### GOAL
Copy out all of the data below, reproducing every line without any change.
********************
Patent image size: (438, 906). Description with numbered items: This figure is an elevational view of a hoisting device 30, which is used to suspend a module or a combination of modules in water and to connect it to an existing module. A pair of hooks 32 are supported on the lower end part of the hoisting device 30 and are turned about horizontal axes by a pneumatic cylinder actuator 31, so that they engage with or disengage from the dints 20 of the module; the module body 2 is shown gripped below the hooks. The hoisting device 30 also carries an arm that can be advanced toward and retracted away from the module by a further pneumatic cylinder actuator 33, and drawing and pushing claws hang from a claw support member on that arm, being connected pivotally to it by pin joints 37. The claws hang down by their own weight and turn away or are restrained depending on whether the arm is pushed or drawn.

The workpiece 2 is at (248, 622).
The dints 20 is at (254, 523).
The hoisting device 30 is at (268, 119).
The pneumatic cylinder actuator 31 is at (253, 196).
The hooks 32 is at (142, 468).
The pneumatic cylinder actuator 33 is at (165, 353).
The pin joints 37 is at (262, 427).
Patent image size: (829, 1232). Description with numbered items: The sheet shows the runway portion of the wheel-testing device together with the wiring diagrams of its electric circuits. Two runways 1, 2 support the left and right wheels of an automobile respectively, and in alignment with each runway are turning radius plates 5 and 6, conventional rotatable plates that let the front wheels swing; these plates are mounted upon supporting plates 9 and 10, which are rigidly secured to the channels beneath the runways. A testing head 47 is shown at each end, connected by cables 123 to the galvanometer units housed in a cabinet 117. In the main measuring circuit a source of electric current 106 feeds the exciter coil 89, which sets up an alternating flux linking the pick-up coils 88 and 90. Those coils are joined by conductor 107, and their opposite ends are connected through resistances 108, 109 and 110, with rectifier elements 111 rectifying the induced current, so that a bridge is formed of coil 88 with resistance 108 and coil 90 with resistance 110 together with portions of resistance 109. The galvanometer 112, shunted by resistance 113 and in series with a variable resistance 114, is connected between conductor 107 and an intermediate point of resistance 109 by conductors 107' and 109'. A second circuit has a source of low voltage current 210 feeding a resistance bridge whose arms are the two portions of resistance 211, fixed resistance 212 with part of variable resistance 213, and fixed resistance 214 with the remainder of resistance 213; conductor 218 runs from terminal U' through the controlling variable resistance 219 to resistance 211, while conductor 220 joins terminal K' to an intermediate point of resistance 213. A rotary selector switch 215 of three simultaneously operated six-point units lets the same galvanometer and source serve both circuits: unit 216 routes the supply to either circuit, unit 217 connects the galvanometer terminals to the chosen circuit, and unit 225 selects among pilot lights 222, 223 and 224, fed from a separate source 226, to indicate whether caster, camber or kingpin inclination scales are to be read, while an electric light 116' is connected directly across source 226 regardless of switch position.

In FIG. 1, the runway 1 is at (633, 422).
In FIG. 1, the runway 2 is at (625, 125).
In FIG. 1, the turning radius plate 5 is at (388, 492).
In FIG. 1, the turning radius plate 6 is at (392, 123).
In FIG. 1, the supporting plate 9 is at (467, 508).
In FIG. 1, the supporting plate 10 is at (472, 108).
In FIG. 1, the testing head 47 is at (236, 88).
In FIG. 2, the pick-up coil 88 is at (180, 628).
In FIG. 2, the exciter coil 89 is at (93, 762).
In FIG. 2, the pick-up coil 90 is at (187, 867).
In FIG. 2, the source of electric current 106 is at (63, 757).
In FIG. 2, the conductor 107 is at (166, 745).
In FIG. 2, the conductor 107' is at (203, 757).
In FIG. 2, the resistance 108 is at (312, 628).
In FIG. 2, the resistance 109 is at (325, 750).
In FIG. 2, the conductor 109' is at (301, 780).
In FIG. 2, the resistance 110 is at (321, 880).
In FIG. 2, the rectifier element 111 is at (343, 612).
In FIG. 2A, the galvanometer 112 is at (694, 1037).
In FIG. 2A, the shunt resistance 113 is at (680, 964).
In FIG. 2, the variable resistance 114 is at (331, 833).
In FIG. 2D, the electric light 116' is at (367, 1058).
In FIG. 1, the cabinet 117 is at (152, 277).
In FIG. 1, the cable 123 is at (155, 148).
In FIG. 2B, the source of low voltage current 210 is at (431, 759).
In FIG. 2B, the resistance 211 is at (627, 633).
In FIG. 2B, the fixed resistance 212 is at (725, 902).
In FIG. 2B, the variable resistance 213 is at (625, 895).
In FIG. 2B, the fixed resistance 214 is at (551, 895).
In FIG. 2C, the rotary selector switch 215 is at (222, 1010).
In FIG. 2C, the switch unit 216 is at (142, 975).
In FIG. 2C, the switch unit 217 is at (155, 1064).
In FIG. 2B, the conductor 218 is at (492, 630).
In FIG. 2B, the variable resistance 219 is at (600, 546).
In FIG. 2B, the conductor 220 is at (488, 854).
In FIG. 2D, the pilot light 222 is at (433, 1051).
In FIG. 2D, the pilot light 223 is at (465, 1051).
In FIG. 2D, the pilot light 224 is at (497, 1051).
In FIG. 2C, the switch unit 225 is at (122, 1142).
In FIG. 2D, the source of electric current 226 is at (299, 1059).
********************
### TASK RESULT
Patent image size: (438, 906). Description with numbered items: This figure is an elevational view of a hoisting device 30, which is used to suspend a module or a combination of modules in water and to connect it to an existing module. A pair of hooks 32 are supported on the lower end part of the hoisting device 30 and are turned about horizontal axes by a pneumatic cylinder actuator 31, so that they engage with or disengage from the dints 20 of the module; the module body 2 is shown gripped below the hooks. The hoisting device 30 also carries an arm that can be advanced toward and retracted away from the module by a further pneumatic cylinder actuator 33, and drawing and pushing claws hang from a claw support member on that arm, being connected pivotally to it by pin joints 37. The claws hang down by their own weight and turn away or are restrained depending on whether the arm is pushed or drawn.

The workpiece 2 is at (248, 622).
The dints 20 is at (254, 523).
The hoisting device 30 is at (268, 119).
The pneumatic cylinder actuator 31 is at (253, 196).
The hooks 32 is at (142, 468).
The pneumatic cylinder actuator 33 is at (165, 353).
The pin joints 37 is at (262, 427).
Patent image size: (829, 1232). Description with numbered items: The sheet shows the runway portion of the wheel-testing device together with the wiring diagrams of its electric circuits. Two runways 1, 2 support the left and right wheels of an automobile respectively, and in alignment with each runway are turning radius plates 5 and 6, conventional rotatable plates that let the front wheels swing; these plates are mounted upon supporting plates 9 and 10, which are rigidly secured to the channels beneath the runways. A testing head 47 is shown at each end, connected by cables 123 to the galvanometer units housed in a cabinet 117. In the main measuring circuit a source of electric current 106 feeds the exciter coil 89, which sets up an alternating flux linking the pick-up coils 88 and 90. Those coils are joined by conductor 107, and their opposite ends are connected through resistances 108, 109 and 110, with rectifier elements 111 rectifying the induced current, so that a bridge is formed of coil 88 with resistance 108 and coil 90 with resistance 110 together with portions of resistance 109. The galvanometer 112, shunted by resistance 113 and in series with a variable resistance 114, is connected between conductor 107 and an intermediate point of resistance 109 by conductors 107' and 109'. A second circuit has a source of low voltage current 210 feeding a resistance bridge whose arms are the two portions of resistance 211, fixed resistance 212 with part of variable resistance 213, and fixed resistance 214 with the remainder of resistance 213; conductor 218 runs from terminal U' through the controlling variable resistance 219 to resistance 211, while conductor 220 joins terminal K' to an intermediate point of resistance 213. A rotary selector switch 215 of three simultaneously operated six-point units lets the same galvanometer and source serve both circuits: unit 216 routes the supply to either circuit, unit 217 connects the galvanometer terminals to the chosen circuit, and unit 225 selects among pilot lights 222, 223 and 224, fed from a separate source 226, to indicate whether caster, camber or kingpin inclination scales are to be read, while an electric light 116' is connected directly across source 226 regardless of switch position.

In FIG. 1, the runway 1 is at (633, 422).
In FIG. 1, the runway 2 is at (625, 125).
In FIG. 1, the turning radius plate 5 is at (388, 492).
In FIG. 1, the turning radius plate 6 is at (392, 123).
In FIG. 1, the supporting plate 9 is at (467, 508).
In FIG. 1, the supporting plate 10 is at (472, 108).
In FIG. 1, the testing head 47 is at (236, 88).
In FIG. 2, the pick-up coil 88 is at (180, 628).
In FIG. 2, the exciter coil 89 is at (93, 762).
In FIG. 2, the pick-up coil 90 is at (187, 867).
In FIG. 2, the source of electric current 106 is at (63, 757).
In FIG. 2, the conductor 107 is at (166, 745).
In FIG. 2, the conductor 107' is at (203, 757).
In FIG. 2, the resistance 108 is at (312, 628).
In FIG. 2, the resistance 109 is at (325, 750).
In FIG. 2, the conductor 109' is at (301, 780).
In FIG. 2, the resistance 110 is at (321, 880).
In FIG. 2, the rectifier element 111 is at (343, 612).
In FIG. 2A, the galvanometer 112 is at (694, 1037).
In FIG. 2A, the shunt resistance 113 is at (680, 964).
In FIG. 2, the variable resistance 114 is at (331, 833).
In FIG. 2D, the electric light 116' is at (367, 1058).
In FIG. 1, the cabinet 117 is at (152, 277).
In FIG. 1, the cable 123 is at (155, 148).
In FIG. 2B, the source of low voltage current 210 is at (431, 759).
In FIG. 2B, the resistance 211 is at (627, 633).
In FIG. 2B, the fixed resistance 212 is at (725, 902).
In FIG. 2B, the variable resistance 213 is at (625, 895).
In FIG. 2B, the fixed resistance 214 is at (551, 895).
In FIG. 2C, the rotary selector switch 215 is at (222, 1010).
In FIG. 2C, the switch unit 216 is at (142, 975).
In FIG. 2C, the switch unit 217 is at (155, 1064).
In FIG. 2B, the conductor 218 is at (492, 630).
In FIG. 2B, the variable resistance 219 is at (600, 546).
In FIG. 2B, the conductor 220 is at (488, 854).
In FIG. 2D, the pilot light 222 is at (433, 1051).
In FIG. 2D, the pilot light 223 is at (465, 1051).
In FIG. 2D, the pilot light 224 is at (497, 1051).
In FIG. 2C, the switch unit 225 is at (122, 1142).
In FIG. 2D, the source of electric current 226 is at (299, 1059).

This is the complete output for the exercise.